What you need to do
All the data below goes into the copy word for word, but the pictures don't.

-*-

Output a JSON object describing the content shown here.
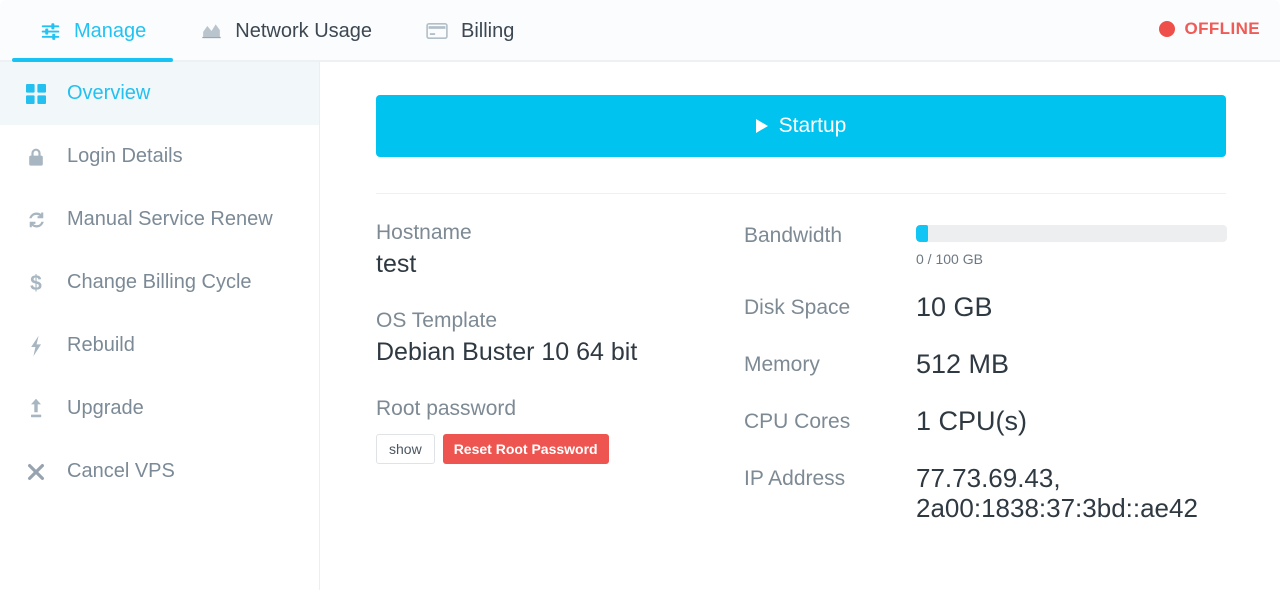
{
  "tabs": [
    {
      "label": "Manage",
      "icon": "sliders-icon",
      "active": true
    },
    {
      "label": "Network Usage",
      "icon": "area-chart-icon",
      "active": false
    },
    {
      "label": "Billing",
      "icon": "credit-card-icon",
      "active": false
    }
  ],
  "status": {
    "label": "OFFLINE",
    "color": "#ee4f4a",
    "dot": "status-dot-offline"
  },
  "sidebar": {
    "items": [
      {
        "label": "Overview",
        "icon": "grid-icon",
        "active": true
      },
      {
        "label": "Login Details",
        "icon": "lock-icon",
        "active": false
      },
      {
        "label": "Manual Service Renew",
        "icon": "refresh-icon",
        "active": false
      },
      {
        "label": "Change Billing Cycle",
        "icon": "dollar-icon",
        "active": false
      },
      {
        "label": "Rebuild",
        "icon": "bolt-icon",
        "active": false
      },
      {
        "label": "Upgrade",
        "icon": "arrow-up-icon",
        "active": false
      },
      {
        "label": "Cancel VPS",
        "icon": "close-x-icon",
        "active": false
      }
    ]
  },
  "main": {
    "startup_button": {
      "label": "Startup",
      "icon": "play-icon",
      "color": "#00c3f0"
    },
    "left_fields": [
      {
        "label": "Hostname",
        "value": "test"
      },
      {
        "label": "OS Template",
        "value": "Debian Buster 10 64 bit"
      }
    ],
    "root_password": {
      "label": "Root password",
      "show_label": "show",
      "reset_label": "Reset Root Password",
      "reset_color": "#ef5550"
    },
    "bandwidth": {
      "label": "Bandwidth",
      "used_text": "0 / 100 GB",
      "used": 0,
      "total": 100,
      "unit": "GB",
      "fill_percent": 4,
      "fill_color": "#11c5f4",
      "track_color": "#eceef0"
    },
    "specs": [
      {
        "label": "Disk Space",
        "value": "10 GB"
      },
      {
        "label": "Memory",
        "value": "512 MB"
      },
      {
        "label": "CPU Cores",
        "value": "1 CPU(s)"
      },
      {
        "label": "IP Address",
        "value": "77.73.69.43, 2a00:1838:37:3bd::ae42"
      }
    ]
  }
}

-*-

Output
Output a JSON object describing the content shown here.
{
  "tabs": [
    {
      "label": "Manage",
      "icon": "sliders-icon",
      "active": true
    },
    {
      "label": "Network Usage",
      "icon": "area-chart-icon",
      "active": false
    },
    {
      "label": "Billing",
      "icon": "credit-card-icon",
      "active": false
    }
  ],
  "status": {
    "label": "OFFLINE",
    "color": "#ee4f4a",
    "dot": "status-dot-offline"
  },
  "sidebar": {
    "items": [
      {
        "label": "Overview",
        "icon": "grid-icon",
        "active": true
      },
      {
        "label": "Login Details",
        "icon": "lock-icon",
        "active": false
      },
      {
        "label": "Manual Service Renew",
        "icon": "refresh-icon",
        "active": false
      },
      {
        "label": "Change Billing Cycle",
        "icon": "dollar-icon",
        "active": false
      },
      {
        "label": "Rebuild",
        "icon": "bolt-icon",
        "active": false
      },
      {
        "label": "Upgrade",
        "icon": "arrow-up-icon",
        "active": false
      },
      {
        "label": "Cancel VPS",
        "icon": "close-x-icon",
        "active": false
      }
    ]
  },
  "main": {
    "startup_button": {
      "label": "Startup",
      "icon": "play-icon",
      "color": "#00c3f0"
    },
    "left_fields": [
      {
        "label": "Hostname",
        "value": "test"
      },
      {
        "label": "OS Template",
        "value": "Debian Buster 10 64 bit"
      }
    ],
    "root_password": {
      "label": "Root password",
      "show_label": "show",
      "reset_label": "Reset Root Password",
      "reset_color": "#ef5550"
    },
    "bandwidth": {
      "label": "Bandwidth",
      "used_text": "0 / 100 GB",
      "used": 0,
      "total": 100,
      "unit": "GB",
      "fill_percent": 4,
      "fill_color": "#11c5f4",
      "track_color": "#eceef0"
    },
    "specs": [
      {
        "label": "Disk Space",
        "value": "10 GB"
      },
      {
        "label": "Memory",
        "value": "512 MB"
      },
      {
        "label": "CPU Cores",
        "value": "1 CPU(s)"
      },
      {
        "label": "IP Address",
        "value": "77.73.69.43, 2a00:1838:37:3bd::ae42"
      }
    ]
  }
}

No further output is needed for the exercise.